QUOTED PASSAGE:
※ ※ ※

For most people, this is Coachella now. It’s not a place, but a mass televisual event reaching a global audience of millions, far eclipsing the 125,000 on the ground each weekend. The numbers are still out for 2026, but it’s safe to say that they were big enough to thrust Coachella to the forefront of the cultural conversation in an unprecedented way. Coachella and its headliners far surpassed major news events like the Artemis II landing and the Iran war in topical engagement on social media, according to data from the communications firm Magnitude Media, splintering across platforms as different audiences organized around different versions of the same event.
The livestream isn’t simply a concert feed for those unable to attend. It interprets Coachella as a cultural event, deciding what matters, where to look, and how the festival is ultimately remembered. Sometimes that means getting something more complete and thrilling than what you’d experience in person. Sometimes it flattens the experience into palatable passive consumption. At this point, YouTube is basically TV, and Coachella plays like one of its biggest annual broadcasts, programmed, paced and consumed accordingly.
Fans watch Justin Beiber perform at the Coachella stage April 11 on Weekend 1 of the Coachella Valley Music and Arts Festival.
(Christina House / Los Angeles Times)
The shape of Coachellas to come
Along the way, the YouTube livestream is becoming something closer to a central version of Coachella itself. If Weekend 1 generates the moments and Weekend 2 extends them, the livestream is where they reach their widest audience.
Together, they start to look less like a single festival and more like a system.

※ ※ ※

TASKS TO COMPLETE:
a) Print the section of the Coachella article that starts with "The livestream isn’t" and goes on through "and Arts Festival.".
b) Answer these questions using the Coachella article:
(i) How many people attend on the ground each weekend?
(ii) Which communications firm supplied the social media engagement data?
(iii) What does the article say YouTube basically is at this point?
c) Write the next part of the Coachella article, picking up after its last sentence.

[Box coordinate listings]
※ ※ ※

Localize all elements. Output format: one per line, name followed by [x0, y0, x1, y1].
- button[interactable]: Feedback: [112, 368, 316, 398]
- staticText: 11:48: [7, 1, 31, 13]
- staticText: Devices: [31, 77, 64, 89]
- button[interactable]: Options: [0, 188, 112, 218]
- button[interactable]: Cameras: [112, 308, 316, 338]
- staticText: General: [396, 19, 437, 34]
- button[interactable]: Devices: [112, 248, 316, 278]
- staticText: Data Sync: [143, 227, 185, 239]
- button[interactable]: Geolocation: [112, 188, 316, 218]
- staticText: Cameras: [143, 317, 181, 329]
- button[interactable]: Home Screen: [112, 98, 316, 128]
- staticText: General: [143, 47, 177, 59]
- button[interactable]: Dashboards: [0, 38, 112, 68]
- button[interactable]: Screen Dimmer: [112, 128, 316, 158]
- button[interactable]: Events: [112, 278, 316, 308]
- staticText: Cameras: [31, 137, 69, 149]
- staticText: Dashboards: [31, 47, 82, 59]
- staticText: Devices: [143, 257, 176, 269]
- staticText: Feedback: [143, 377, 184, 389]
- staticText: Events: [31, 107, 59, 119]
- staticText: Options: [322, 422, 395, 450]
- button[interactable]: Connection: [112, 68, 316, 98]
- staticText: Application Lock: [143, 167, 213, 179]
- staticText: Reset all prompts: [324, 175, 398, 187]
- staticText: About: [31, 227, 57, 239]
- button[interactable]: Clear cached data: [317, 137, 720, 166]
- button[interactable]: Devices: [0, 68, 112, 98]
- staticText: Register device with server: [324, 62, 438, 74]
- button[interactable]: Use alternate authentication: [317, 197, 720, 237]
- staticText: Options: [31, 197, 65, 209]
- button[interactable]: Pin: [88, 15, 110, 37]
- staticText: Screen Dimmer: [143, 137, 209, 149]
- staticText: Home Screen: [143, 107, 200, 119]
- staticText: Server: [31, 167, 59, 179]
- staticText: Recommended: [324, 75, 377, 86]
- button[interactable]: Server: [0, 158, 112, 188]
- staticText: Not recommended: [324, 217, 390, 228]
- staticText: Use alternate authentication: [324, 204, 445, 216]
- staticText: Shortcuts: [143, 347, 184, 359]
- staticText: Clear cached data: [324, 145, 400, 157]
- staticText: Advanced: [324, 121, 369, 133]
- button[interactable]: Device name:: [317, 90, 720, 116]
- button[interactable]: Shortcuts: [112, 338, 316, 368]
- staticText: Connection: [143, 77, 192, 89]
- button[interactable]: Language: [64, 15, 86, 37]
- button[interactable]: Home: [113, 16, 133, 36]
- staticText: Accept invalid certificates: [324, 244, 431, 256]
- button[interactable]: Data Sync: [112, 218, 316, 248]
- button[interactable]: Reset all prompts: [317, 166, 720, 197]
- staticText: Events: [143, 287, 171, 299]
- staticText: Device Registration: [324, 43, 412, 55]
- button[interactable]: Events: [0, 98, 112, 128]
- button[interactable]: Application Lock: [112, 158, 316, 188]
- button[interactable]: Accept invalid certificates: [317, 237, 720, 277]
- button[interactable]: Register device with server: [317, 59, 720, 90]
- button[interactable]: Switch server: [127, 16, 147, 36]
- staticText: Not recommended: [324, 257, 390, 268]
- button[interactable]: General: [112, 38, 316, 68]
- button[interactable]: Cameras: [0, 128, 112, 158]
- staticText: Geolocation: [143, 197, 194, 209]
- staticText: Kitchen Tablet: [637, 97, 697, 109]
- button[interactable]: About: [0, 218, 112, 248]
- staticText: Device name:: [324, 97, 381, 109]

※ ※ ※

REPLIES:
a)
The livestream isn’t simply a concert feed for those unable to attend. It interprets Coachella as a cultural event, deciding what matters, where to look, and how the festival is ultimately remembered. Sometimes that means getting something more complete and thrilling than what you’d experience in person. Sometimes it flattens the experience into palatable passive consumption. At this point, YouTube is basically TV, and Coachella plays like one of its biggest annual broadcasts, programmed, paced and consumed accordingly.
Fans watch Justin Beiber perform at the Coachella stage April 11 on Weekend 1 of the Coachella Valley Music and Arts Festival.

b)
(i) 125,000
(ii) Magnitude Media
(iii) TV

c)
This evolution isn’t accidental or opportunistic. In the wake of a burst festival bubble, a music industry in flux and the broader consolidation of media and entertainment, Coachella has had to adapt, both in order to sustain itself and to keep pace with how we now consume and relate to culture. Increasingly, that happens through platforms and feeds that reward constant attention, the steady production of shareable content and by “meeting the audience where they’re at.”
Still, some of the most standout moments at Coachella 2026 seemed almost indifferent to that logic, suggesting that — as music is wont to do — a countercurrent may be bubbling up. Sets from upstarts like Creepy Nuts, Pawsa, Geese and Slayyyter, along with emphatic crowds at rock heavyweights like Jack White, Turnstile and even Sombr, traded seamlessness and precision for immediacy and friction — louder, looser, more physical in ways that were best felt than watched. The same could even be extended to Bieber’s set, whose lo-fi flouting of traditional Coachella spectacle seemed to play with that tension directly. In a moment when AI and digital technology allows for on-demand perfection, there’s a creeping thrill to the possibility of flaws and dissonance.
But even that pull toward something messier and more immediate doesn’t sit outside the festival so much as become another version of it. As attention splinters and our realities feel increasingly fractured, it makes sense that Coachella would begin to mirror that condition, each version just real enough to feel like the whole thing.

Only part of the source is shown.